Exercise requirements
Identify each line below containing the string "content" and copy it.

>>>

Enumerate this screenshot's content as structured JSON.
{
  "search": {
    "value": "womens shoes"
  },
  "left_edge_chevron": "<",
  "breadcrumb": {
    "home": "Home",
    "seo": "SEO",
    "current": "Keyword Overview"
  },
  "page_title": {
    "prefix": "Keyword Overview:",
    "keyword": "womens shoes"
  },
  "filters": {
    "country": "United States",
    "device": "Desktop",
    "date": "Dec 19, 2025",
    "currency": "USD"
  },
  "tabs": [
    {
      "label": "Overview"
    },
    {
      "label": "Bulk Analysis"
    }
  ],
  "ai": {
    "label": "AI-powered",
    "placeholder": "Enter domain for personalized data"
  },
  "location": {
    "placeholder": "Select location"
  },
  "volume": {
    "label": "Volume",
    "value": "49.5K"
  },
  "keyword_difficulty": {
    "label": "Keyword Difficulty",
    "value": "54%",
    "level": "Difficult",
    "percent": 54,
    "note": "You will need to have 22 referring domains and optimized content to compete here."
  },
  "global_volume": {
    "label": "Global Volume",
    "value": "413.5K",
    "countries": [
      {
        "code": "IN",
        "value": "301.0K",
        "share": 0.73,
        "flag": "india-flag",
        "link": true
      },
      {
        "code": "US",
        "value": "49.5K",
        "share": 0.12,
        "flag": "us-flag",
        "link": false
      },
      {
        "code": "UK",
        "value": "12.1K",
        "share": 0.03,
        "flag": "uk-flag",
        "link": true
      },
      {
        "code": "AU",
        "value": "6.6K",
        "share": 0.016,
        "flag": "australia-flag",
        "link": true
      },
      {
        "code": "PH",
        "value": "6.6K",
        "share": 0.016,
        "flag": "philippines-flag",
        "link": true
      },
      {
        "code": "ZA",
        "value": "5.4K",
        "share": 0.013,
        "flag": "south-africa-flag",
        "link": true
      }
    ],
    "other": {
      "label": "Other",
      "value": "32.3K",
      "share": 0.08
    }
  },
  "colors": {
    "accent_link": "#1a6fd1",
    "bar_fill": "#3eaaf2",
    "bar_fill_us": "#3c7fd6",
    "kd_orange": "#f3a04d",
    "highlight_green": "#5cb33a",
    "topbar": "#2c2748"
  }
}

<<<

Finished answer
Enumerate this screenshot's content as structured JSON.
    "note": "You will need to have 22 referring domains and optimized content to compete here."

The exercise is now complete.